Start of Data provided

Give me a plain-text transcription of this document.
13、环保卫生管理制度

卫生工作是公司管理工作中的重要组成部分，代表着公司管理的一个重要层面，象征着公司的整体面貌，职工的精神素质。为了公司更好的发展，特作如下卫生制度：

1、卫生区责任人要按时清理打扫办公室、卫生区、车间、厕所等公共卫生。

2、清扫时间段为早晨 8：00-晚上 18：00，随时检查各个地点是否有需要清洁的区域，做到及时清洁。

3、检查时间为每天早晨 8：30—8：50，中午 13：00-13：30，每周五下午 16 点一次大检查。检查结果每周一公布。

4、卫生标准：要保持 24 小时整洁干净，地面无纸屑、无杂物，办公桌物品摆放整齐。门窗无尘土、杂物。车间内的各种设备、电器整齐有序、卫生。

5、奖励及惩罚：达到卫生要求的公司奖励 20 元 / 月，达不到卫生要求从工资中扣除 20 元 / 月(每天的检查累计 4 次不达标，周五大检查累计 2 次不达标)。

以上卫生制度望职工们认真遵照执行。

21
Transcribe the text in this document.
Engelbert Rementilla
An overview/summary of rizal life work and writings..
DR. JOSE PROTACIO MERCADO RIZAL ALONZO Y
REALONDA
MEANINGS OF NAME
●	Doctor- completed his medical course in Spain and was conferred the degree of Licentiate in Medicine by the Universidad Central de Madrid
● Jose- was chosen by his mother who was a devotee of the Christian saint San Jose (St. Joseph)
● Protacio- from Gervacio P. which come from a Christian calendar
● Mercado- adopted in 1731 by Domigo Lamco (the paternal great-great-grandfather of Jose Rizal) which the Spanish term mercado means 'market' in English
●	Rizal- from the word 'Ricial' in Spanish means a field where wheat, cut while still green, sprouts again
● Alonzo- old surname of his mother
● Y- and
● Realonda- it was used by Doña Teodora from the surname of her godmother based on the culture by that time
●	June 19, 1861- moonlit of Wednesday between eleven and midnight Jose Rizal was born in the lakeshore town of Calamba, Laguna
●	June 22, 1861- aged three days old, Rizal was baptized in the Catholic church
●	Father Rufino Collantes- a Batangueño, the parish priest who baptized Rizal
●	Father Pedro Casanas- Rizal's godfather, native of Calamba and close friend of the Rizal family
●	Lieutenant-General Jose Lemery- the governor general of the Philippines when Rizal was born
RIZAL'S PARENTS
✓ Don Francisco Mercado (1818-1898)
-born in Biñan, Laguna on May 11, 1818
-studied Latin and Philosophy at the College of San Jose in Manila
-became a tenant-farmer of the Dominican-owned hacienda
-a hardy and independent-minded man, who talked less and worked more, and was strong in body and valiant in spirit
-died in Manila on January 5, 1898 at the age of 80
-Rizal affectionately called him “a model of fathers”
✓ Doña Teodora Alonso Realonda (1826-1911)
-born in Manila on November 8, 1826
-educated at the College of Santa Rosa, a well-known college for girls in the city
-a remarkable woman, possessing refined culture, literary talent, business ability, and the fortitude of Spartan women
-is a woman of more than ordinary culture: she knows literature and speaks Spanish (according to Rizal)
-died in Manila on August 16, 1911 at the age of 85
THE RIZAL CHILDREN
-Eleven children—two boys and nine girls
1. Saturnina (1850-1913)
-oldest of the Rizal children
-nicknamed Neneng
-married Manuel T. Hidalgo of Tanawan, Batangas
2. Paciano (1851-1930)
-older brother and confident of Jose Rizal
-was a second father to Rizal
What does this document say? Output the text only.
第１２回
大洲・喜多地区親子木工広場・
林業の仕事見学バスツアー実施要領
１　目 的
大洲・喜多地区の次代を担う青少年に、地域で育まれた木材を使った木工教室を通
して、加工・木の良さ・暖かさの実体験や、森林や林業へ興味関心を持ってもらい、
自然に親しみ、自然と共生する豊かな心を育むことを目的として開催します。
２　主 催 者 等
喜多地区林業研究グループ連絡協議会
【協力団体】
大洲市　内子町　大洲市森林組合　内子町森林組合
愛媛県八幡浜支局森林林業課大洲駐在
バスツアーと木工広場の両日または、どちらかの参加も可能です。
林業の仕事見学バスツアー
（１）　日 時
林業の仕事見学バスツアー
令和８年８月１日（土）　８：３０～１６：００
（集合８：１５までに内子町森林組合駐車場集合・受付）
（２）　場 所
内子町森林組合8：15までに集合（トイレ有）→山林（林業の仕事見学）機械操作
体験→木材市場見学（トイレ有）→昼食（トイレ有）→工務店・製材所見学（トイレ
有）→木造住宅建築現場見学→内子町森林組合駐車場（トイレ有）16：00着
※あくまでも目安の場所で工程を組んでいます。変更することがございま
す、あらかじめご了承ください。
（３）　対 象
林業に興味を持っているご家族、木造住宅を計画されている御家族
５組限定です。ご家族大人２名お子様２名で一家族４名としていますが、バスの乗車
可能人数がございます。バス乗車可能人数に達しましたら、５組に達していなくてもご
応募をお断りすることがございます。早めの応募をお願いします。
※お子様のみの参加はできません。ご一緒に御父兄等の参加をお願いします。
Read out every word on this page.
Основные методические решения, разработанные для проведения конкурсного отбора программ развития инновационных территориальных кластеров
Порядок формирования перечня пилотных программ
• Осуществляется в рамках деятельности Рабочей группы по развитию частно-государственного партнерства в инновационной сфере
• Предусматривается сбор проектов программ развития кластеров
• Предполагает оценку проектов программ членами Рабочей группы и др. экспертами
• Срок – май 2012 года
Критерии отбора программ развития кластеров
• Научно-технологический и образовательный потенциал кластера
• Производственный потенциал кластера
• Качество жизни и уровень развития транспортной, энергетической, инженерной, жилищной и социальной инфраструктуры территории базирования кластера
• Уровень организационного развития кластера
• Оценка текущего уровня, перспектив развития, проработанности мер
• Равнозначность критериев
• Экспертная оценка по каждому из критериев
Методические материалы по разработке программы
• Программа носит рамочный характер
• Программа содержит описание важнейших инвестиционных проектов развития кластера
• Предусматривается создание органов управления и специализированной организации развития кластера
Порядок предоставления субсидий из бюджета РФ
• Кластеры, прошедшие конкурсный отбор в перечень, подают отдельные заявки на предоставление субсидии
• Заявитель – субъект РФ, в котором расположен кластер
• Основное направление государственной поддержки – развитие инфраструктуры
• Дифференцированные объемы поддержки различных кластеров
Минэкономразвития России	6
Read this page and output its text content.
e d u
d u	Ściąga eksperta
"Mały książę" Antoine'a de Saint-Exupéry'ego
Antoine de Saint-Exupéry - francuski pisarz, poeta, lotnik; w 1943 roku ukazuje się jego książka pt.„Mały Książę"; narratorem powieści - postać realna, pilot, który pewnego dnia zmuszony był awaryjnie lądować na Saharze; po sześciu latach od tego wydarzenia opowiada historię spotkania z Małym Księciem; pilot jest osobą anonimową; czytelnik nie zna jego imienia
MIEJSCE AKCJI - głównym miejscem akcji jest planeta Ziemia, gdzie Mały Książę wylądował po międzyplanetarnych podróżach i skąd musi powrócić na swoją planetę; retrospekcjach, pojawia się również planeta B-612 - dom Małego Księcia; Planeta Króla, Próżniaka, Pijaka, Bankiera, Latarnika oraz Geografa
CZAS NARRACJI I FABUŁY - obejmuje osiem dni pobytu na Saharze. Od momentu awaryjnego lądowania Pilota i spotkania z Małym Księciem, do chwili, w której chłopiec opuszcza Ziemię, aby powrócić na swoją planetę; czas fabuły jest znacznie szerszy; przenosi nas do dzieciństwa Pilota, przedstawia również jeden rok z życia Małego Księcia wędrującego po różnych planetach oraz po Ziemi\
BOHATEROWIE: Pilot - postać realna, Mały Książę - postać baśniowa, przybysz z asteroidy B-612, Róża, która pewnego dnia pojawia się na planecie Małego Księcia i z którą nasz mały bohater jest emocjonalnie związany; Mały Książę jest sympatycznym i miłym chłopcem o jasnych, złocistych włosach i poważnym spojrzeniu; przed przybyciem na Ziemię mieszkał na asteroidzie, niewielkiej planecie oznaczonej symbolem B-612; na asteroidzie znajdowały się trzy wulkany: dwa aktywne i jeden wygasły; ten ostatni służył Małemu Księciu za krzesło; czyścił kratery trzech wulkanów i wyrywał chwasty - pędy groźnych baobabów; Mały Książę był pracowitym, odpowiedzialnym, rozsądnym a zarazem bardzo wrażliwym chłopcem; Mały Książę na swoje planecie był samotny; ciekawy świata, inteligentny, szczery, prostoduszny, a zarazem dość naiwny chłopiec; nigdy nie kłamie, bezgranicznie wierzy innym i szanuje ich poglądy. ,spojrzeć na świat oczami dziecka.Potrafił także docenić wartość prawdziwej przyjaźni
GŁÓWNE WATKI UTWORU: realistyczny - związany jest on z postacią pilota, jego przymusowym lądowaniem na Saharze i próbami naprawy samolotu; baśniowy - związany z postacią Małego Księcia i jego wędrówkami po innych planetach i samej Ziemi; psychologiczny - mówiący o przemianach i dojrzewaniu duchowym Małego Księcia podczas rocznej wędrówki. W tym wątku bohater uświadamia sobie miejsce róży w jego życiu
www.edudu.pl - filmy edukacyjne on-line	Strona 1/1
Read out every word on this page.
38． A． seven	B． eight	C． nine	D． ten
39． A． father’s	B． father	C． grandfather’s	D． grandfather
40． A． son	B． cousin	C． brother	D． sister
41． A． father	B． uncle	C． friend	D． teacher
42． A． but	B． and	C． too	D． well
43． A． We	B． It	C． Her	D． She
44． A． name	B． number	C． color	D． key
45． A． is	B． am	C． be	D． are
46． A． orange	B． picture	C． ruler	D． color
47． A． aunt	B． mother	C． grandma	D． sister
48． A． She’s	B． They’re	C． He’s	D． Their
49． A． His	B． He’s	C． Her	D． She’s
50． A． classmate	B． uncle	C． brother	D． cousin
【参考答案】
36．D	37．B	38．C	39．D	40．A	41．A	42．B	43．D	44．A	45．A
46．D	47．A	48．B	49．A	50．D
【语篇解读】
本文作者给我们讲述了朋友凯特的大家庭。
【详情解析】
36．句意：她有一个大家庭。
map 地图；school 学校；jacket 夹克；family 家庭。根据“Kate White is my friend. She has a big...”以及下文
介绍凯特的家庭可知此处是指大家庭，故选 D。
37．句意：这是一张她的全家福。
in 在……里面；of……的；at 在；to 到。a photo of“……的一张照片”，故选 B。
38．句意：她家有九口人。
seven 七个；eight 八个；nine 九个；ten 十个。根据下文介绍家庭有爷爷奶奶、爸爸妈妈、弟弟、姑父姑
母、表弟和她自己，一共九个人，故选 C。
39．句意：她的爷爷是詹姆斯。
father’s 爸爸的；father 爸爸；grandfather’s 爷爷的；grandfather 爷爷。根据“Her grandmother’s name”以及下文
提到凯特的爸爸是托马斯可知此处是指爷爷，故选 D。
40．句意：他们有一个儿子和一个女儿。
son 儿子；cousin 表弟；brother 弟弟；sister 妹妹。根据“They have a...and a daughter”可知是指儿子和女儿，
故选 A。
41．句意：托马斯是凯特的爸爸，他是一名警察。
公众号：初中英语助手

End of Data provided

Written request: How many lines of the records contain the string "spotkania"? Respond with the number alone.

Solution to this task: 2